* START STORED ROWS *

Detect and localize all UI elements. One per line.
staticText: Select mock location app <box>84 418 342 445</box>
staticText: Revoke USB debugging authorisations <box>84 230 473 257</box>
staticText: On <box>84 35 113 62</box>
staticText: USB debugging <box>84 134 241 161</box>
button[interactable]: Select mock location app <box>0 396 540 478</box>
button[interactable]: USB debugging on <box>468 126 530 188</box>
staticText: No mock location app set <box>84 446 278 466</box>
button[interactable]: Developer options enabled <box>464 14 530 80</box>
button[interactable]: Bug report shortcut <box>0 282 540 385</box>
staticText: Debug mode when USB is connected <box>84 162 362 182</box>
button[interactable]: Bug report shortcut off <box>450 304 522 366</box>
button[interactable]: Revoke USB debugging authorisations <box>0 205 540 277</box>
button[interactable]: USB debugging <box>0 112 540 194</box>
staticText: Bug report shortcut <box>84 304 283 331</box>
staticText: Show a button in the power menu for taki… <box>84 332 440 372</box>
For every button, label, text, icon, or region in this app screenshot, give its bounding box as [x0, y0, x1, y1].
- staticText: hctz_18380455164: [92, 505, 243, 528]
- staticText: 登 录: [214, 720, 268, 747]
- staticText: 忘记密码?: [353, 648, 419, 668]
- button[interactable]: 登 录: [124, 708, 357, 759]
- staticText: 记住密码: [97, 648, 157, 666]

* END STORED ROWS *
* START STORED ROWS *

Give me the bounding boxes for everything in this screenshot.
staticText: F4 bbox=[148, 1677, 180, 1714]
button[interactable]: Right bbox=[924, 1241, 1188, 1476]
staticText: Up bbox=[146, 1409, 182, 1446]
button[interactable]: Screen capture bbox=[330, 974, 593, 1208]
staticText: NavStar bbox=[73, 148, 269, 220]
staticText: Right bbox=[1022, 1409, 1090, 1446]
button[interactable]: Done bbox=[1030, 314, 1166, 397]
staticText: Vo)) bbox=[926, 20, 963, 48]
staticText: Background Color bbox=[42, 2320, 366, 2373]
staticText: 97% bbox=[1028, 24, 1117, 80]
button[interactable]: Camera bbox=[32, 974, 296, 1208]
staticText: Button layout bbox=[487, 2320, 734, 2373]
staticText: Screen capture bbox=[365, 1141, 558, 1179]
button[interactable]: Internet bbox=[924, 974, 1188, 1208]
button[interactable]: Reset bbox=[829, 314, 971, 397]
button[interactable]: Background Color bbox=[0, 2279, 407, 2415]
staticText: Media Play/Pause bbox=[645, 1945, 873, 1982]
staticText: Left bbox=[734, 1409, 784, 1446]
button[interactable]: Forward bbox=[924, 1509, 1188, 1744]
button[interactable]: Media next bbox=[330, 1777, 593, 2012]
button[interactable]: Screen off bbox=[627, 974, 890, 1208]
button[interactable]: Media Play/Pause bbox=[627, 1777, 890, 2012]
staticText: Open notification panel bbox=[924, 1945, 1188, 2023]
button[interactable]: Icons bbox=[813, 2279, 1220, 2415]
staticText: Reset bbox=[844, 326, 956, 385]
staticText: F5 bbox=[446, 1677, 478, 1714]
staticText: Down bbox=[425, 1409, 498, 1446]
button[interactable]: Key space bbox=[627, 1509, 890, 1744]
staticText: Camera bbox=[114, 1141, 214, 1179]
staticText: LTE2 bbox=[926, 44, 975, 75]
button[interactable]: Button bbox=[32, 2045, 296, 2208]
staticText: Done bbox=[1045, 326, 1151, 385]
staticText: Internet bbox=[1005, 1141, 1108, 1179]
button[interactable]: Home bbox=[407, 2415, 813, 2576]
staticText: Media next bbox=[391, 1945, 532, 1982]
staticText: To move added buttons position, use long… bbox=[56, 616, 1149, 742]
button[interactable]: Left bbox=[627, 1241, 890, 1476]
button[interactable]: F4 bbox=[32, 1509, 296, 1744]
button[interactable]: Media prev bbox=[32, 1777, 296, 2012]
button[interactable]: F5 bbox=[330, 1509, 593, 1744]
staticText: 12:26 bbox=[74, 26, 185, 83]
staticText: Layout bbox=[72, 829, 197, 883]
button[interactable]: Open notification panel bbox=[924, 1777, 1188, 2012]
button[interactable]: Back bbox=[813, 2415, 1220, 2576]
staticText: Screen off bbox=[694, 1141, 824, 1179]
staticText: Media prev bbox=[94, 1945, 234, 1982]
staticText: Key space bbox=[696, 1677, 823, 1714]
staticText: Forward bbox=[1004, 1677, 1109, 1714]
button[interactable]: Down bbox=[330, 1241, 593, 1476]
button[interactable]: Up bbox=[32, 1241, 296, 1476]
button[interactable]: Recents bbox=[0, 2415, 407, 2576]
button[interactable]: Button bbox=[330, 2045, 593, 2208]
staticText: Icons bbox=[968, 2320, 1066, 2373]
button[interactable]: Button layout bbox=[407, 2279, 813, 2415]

* END STORED ROWS *

• [EXERCISE]
Starting with the line that contains "Detect and localize" and going on through the line that contains "button[interactable]: Select mock", can you rewrite those lines with "Clear" substituted for "Revoke" and everything else left unchanged?

• [SOLUTION TO THIS EXERCISE]
Detect and localize all UI elements. One per line.
staticText: Select mock location app <box>84 418 342 445</box>
staticText: Clear USB debugging authorisations <box>84 230 473 257</box>
staticText: On <box>84 35 113 62</box>
staticText: USB debugging <box>84 134 241 161</box>
button[interactable]: Select mock location app <box>0 396 540 478</box>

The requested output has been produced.